--- Data extract ---

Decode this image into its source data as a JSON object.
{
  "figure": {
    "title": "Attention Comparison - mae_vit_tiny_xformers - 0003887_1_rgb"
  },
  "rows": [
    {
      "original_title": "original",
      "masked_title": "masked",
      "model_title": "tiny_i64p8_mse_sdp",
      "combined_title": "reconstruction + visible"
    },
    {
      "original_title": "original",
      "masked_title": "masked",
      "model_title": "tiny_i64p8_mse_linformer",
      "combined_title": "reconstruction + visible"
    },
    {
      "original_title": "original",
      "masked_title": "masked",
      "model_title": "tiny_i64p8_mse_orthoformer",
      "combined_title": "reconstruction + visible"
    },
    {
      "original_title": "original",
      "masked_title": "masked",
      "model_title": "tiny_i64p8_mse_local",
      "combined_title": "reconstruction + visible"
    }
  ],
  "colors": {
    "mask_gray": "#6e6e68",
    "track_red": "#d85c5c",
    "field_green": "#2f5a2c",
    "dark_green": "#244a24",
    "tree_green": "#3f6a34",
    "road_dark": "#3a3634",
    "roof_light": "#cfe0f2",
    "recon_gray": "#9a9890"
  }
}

---
--- Data extract ---

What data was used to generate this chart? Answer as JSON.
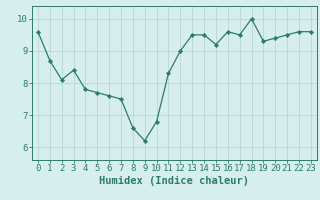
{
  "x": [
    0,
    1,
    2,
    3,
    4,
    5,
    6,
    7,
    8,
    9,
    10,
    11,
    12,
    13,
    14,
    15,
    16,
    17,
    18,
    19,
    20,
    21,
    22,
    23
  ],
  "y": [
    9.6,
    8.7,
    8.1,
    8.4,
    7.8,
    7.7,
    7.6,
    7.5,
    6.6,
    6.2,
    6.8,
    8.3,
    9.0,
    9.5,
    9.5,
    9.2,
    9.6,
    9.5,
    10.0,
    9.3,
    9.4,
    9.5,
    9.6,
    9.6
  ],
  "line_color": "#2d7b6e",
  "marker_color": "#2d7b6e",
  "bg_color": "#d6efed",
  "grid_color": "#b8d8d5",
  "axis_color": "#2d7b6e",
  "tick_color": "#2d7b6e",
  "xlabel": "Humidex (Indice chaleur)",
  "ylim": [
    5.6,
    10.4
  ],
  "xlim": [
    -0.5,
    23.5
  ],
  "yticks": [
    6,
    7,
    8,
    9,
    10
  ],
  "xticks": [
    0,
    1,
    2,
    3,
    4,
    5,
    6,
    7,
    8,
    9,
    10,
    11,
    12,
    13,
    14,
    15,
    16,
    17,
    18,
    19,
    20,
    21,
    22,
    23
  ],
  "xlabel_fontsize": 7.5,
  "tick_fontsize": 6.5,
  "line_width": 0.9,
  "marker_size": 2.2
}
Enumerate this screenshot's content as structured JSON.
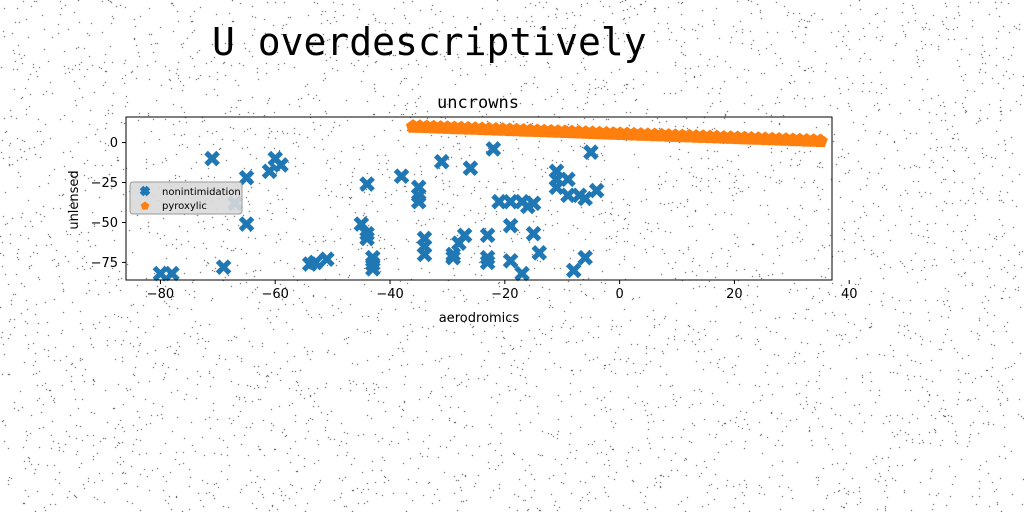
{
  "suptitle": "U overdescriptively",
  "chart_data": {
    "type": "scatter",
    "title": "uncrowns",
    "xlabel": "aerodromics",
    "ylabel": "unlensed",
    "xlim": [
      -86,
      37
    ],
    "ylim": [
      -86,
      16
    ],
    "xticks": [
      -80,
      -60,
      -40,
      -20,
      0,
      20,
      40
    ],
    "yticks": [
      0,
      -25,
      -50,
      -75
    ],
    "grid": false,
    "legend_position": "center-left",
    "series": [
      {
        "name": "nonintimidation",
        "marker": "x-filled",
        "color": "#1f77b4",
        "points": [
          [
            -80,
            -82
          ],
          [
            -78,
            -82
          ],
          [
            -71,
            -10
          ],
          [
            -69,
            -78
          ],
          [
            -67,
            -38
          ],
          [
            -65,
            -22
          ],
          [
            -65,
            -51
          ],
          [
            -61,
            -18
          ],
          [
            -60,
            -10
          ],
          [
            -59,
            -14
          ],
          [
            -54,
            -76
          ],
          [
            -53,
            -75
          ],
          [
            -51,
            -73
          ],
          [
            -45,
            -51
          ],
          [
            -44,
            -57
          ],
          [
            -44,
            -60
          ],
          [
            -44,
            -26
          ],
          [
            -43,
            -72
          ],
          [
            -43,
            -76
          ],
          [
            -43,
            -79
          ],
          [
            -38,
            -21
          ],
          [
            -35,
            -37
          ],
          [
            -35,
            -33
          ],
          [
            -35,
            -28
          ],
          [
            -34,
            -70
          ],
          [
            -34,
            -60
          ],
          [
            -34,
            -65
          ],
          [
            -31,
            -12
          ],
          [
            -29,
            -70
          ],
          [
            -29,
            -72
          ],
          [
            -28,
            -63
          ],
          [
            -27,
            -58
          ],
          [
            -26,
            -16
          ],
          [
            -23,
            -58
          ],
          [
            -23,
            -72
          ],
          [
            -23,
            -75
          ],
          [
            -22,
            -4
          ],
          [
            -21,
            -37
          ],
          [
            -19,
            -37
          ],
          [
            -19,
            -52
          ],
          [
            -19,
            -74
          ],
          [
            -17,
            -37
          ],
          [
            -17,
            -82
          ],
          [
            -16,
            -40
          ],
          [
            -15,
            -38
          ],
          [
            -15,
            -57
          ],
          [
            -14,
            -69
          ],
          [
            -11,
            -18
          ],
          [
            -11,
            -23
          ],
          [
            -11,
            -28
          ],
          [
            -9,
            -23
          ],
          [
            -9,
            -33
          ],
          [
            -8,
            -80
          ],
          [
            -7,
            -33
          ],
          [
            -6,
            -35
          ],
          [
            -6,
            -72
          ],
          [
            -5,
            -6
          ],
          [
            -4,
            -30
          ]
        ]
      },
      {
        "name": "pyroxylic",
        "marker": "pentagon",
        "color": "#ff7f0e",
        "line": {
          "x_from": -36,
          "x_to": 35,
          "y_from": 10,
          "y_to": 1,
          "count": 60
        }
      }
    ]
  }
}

---

* _Short task_: Using the listing above, pick out each line that contains the word "name", then copy it.

* _Response_:
        "name": "nonintimidation",
        "name": "pyroxylic",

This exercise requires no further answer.